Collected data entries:
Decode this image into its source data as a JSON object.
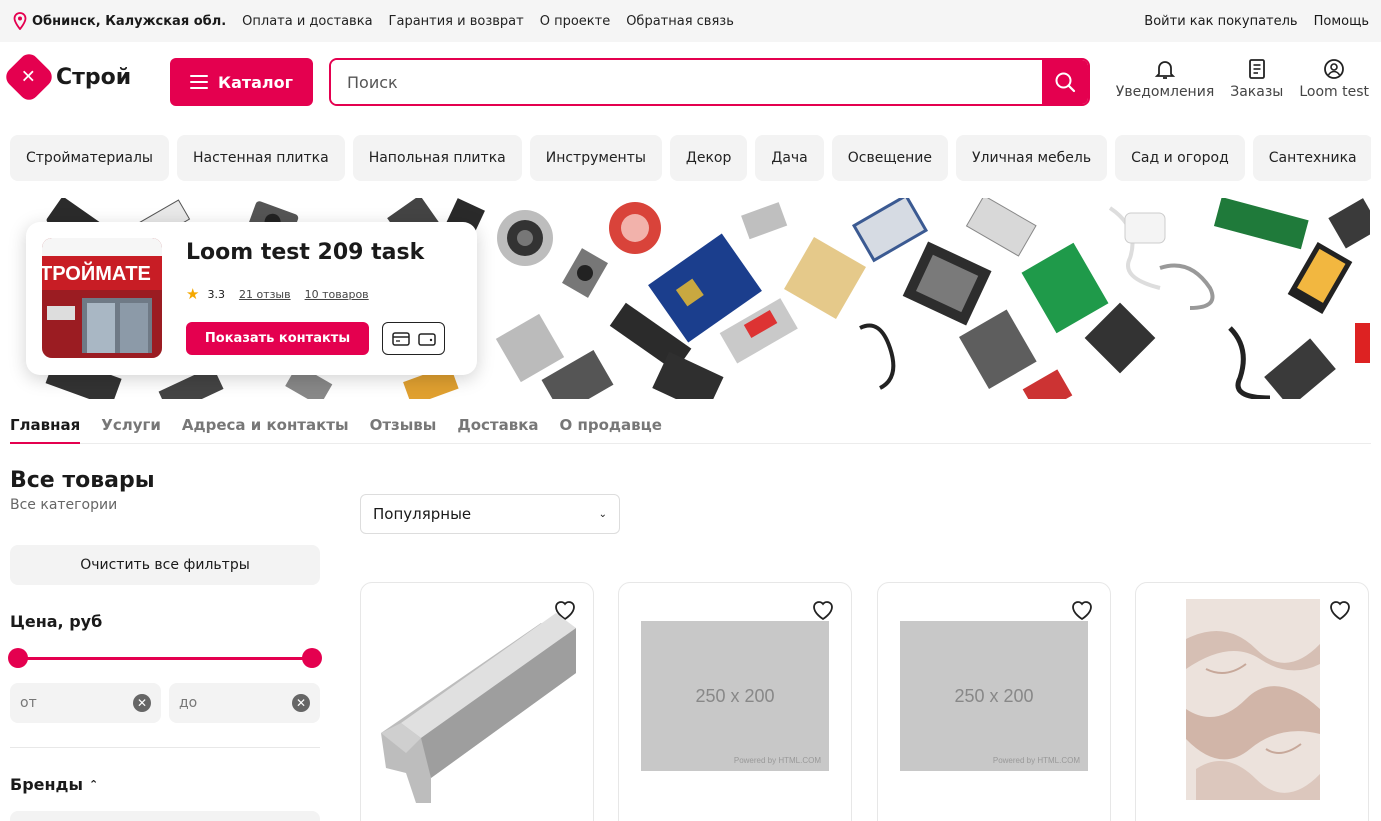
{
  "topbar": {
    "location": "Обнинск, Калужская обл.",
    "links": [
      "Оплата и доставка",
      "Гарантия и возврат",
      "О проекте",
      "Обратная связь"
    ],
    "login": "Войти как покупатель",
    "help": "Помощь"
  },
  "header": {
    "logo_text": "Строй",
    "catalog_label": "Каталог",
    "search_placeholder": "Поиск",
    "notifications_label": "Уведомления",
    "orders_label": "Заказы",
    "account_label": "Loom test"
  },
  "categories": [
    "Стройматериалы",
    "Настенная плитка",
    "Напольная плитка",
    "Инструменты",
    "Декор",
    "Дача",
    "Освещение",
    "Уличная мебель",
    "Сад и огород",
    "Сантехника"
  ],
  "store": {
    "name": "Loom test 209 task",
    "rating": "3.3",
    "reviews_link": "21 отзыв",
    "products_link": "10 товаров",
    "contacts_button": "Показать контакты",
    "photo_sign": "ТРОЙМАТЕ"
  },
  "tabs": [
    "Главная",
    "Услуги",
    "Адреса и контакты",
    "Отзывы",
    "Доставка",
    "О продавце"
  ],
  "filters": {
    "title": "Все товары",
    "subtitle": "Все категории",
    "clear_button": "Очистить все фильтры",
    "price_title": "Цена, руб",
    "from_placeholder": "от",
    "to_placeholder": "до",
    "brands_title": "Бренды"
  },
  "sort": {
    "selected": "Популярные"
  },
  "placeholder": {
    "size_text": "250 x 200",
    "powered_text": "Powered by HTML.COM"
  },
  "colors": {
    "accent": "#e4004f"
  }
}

• [GIVEN INSTRUCTION]: Transcribe the records verbatim and omit the images.

• [WRITTEN SOLUTION]:
Decode this image into its source data as a JSON object.
{
  "topbar": {
    "location": "Обнинск, Калужская обл.",
    "links": [
      "Оплата и доставка",
      "Гарантия и возврат",
      "О проекте",
      "Обратная связь"
    ],
    "login": "Войти как покупатель",
    "help": "Помощь"
  },
  "header": {
    "logo_text": "Строй",
    "catalog_label": "Каталог",
    "search_placeholder": "Поиск",
    "notifications_label": "Уведомления",
    "orders_label": "Заказы",
    "account_label": "Loom test"
  },
  "categories": [
    "Стройматериалы",
    "Настенная плитка",
    "Напольная плитка",
    "Инструменты",
    "Декор",
    "Дача",
    "Освещение",
    "Уличная мебель",
    "Сад и огород",
    "Сантехника"
  ],
  "store": {
    "name": "Loom test 209 task",
    "rating": "3.3",
    "reviews_link": "21 отзыв",
    "products_link": "10 товаров",
    "contacts_button": "Показать контакты",
    "photo_sign": "ТРОЙМАТЕ"
  },
  "tabs": [
    "Главная",
    "Услуги",
    "Адреса и контакты",
    "Отзывы",
    "Доставка",
    "О продавце"
  ],
  "filters": {
    "title": "Все товары",
    "subtitle": "Все категории",
    "clear_button": "Очистить все фильтры",
    "price_title": "Цена, руб",
    "from_placeholder": "от",
    "to_placeholder": "до",
    "brands_title": "Бренды"
  },
  "sort": {
    "selected": "Популярные"
  },
  "placeholder": {
    "size_text": "250 x 200",
    "powered_text": "Powered by HTML.COM"
  },
  "colors": {
    "accent": "#e4004f"
  }
}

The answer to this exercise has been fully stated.